# JOB:
Can you retype, character for character, the records from their first line through the line containing "previous-order-card <box>12 98 427 110</box>", with both of those lines included?
↓↓↓
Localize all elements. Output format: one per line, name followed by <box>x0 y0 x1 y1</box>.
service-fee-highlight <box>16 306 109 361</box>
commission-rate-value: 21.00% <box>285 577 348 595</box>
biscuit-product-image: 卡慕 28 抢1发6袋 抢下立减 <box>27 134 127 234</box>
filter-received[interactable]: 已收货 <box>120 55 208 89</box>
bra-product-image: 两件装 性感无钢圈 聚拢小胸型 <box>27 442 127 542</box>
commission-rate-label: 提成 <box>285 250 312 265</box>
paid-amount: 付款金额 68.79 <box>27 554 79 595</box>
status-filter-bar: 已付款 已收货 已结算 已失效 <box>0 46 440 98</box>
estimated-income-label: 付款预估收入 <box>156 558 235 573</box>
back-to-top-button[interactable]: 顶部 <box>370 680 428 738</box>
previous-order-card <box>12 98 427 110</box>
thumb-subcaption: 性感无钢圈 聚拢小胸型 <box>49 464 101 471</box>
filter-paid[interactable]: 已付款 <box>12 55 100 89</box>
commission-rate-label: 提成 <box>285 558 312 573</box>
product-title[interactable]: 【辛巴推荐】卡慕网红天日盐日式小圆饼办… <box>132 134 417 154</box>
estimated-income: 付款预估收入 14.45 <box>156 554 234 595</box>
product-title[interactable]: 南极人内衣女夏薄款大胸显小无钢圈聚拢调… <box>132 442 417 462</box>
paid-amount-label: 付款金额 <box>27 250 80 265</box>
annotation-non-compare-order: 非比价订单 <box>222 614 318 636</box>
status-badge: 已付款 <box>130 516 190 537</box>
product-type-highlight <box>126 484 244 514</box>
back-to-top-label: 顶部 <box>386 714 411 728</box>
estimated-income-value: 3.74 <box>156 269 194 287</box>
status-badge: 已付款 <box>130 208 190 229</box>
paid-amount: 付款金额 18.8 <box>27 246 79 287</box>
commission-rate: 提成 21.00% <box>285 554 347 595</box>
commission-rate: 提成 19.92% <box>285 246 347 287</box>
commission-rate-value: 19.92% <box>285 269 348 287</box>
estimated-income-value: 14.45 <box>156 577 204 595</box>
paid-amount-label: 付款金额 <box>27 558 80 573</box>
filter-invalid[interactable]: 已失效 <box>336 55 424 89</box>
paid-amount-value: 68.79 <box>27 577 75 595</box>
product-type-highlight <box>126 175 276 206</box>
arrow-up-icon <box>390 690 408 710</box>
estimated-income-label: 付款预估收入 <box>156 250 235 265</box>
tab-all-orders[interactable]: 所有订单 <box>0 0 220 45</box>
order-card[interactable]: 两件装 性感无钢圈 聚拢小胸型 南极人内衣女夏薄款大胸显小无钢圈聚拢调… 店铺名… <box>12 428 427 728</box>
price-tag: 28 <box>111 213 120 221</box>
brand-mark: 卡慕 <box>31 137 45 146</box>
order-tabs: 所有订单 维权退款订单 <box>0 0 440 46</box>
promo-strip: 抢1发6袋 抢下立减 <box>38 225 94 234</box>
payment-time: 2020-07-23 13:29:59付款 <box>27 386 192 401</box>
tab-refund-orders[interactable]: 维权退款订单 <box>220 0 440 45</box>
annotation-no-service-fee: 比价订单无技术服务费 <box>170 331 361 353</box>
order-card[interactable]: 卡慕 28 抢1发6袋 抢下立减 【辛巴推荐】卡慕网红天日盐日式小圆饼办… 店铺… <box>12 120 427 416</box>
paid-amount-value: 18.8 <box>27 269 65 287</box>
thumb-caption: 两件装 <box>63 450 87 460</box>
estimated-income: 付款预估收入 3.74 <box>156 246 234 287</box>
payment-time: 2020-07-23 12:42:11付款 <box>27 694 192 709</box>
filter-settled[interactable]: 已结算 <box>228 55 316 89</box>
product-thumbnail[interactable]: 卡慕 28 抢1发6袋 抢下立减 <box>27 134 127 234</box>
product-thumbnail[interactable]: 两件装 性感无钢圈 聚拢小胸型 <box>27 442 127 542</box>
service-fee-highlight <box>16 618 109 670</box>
↑↑↑
# EXERCISE RESULT:
Localize all elements. Output format: one per line, name followed by <box>x0 y0 x1 y1</box>.
service-fee-highlight <box>16 306 109 361</box>
commission-rate-value: 21.00% <box>285 577 348 595</box>
biscuit-product-image: 卡慕 28 抢1发6袋 抢下立减 <box>27 134 127 234</box>
filter-received[interactable]: 已收货 <box>120 55 208 89</box>
bra-product-image: 两件装 性感无钢圈 聚拢小胸型 <box>27 442 127 542</box>
commission-rate-label: 提成 <box>285 250 312 265</box>
paid-amount: 付款金额 68.79 <box>27 554 79 595</box>
status-filter-bar: 已付款 已收货 已结算 已失效 <box>0 46 440 98</box>
estimated-income-label: 付款预估收入 <box>156 558 235 573</box>
back-to-top-button[interactable]: 顶部 <box>370 680 428 738</box>
previous-order-card <box>12 98 427 110</box>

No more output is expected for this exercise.